Task details: Find every line in the records below that holds the word "this" and copy it.

##########

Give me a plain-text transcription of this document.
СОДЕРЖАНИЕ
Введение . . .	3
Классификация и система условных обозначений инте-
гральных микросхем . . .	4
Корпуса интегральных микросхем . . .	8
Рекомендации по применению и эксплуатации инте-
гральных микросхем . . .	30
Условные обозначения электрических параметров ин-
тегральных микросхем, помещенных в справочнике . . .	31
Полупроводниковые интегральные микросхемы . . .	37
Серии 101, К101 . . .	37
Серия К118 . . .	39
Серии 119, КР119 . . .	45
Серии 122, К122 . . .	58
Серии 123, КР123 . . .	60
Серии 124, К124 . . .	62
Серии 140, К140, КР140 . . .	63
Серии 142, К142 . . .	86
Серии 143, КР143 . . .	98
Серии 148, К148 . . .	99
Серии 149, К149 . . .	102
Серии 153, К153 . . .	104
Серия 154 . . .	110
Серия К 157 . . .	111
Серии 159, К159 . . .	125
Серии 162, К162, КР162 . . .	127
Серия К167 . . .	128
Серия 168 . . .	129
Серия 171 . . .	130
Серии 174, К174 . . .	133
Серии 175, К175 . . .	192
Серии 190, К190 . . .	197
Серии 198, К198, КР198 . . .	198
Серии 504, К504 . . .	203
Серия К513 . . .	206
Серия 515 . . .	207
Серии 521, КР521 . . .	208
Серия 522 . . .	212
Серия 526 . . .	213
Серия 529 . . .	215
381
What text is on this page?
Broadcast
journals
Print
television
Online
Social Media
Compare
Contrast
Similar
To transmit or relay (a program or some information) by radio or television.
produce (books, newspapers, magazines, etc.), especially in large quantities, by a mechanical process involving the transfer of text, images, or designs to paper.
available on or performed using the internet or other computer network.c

##########

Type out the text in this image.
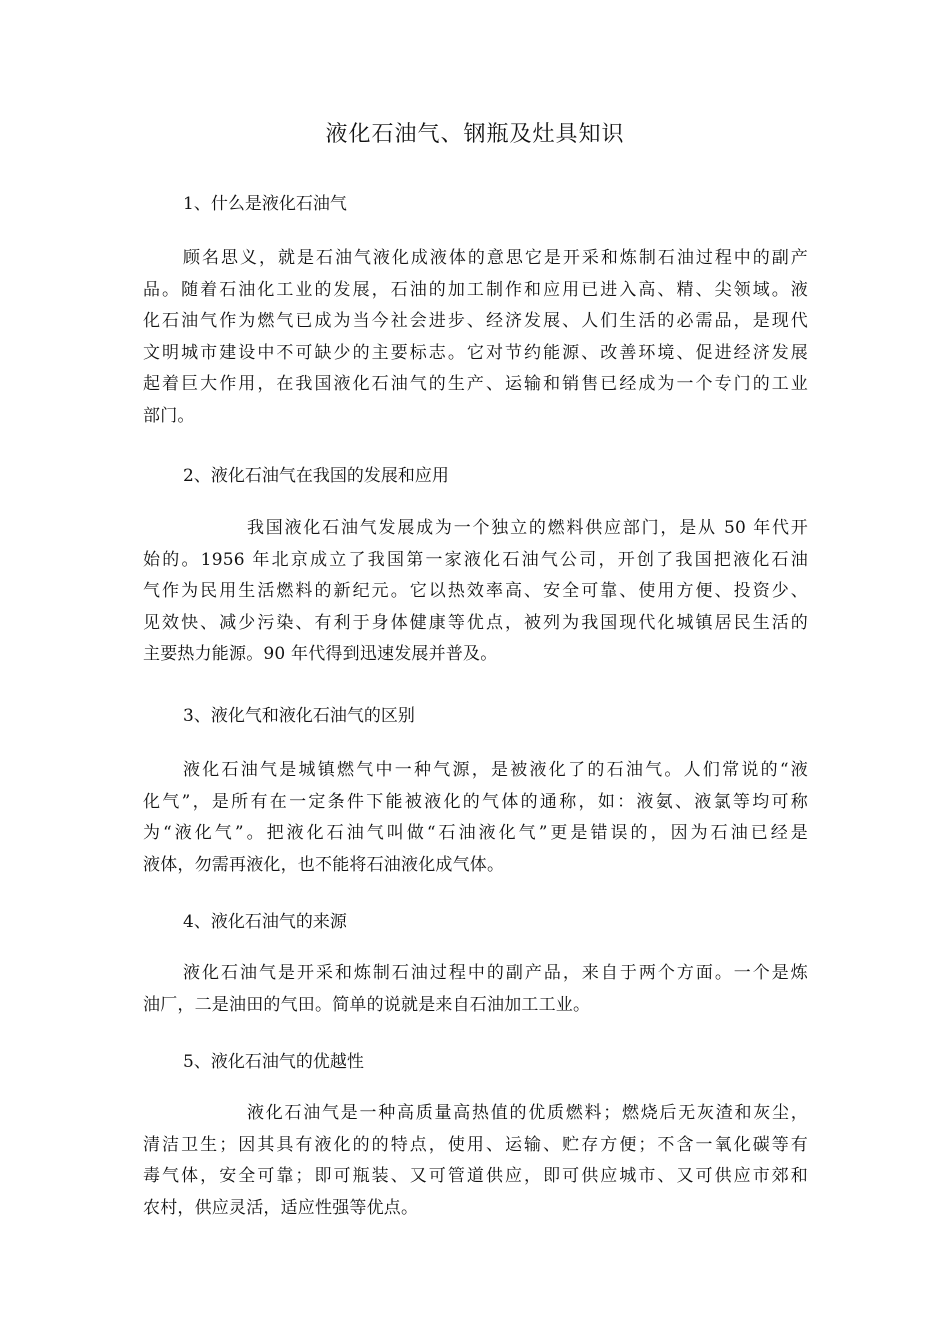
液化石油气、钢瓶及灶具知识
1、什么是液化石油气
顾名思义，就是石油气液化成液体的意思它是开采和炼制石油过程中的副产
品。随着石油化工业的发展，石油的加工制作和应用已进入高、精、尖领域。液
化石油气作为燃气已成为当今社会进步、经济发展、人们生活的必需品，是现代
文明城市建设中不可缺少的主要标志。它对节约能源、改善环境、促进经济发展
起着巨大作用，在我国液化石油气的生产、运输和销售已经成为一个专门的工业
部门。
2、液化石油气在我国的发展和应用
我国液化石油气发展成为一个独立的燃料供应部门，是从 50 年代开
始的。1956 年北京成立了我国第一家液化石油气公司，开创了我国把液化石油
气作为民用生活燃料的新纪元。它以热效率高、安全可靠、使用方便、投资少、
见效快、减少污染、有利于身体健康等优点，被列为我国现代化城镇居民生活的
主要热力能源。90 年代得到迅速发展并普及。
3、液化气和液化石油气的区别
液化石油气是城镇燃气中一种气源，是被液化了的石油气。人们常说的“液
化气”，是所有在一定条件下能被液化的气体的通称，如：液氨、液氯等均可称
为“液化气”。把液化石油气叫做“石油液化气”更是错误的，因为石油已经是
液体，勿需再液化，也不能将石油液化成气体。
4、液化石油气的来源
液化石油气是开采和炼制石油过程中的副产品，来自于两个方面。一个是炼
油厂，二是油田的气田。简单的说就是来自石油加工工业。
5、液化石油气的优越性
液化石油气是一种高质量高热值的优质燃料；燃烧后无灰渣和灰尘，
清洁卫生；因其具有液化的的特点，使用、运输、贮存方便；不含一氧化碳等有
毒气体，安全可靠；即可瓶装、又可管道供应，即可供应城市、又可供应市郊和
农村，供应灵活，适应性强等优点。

##########

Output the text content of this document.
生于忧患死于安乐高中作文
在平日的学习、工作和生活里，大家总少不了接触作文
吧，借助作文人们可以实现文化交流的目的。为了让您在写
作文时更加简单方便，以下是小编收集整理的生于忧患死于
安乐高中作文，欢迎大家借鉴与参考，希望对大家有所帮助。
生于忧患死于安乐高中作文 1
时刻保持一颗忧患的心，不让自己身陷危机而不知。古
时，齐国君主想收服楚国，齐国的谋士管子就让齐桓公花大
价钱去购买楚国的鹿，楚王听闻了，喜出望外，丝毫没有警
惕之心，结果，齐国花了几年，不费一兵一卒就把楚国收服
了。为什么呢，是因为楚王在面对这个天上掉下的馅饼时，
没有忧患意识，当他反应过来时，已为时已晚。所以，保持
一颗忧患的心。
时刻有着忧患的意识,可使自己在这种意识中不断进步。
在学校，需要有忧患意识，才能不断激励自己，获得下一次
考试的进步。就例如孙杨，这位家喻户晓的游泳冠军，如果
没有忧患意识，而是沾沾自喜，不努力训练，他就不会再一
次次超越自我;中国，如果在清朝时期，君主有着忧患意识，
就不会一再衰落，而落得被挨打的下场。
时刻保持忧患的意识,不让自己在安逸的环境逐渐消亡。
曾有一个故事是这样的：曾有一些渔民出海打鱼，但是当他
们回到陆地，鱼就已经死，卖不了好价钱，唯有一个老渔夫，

##########

Solution below:
Give me a plain-text transcription of this document.
What text is on this page?
Type out the text in this image.
Output the text content of this document.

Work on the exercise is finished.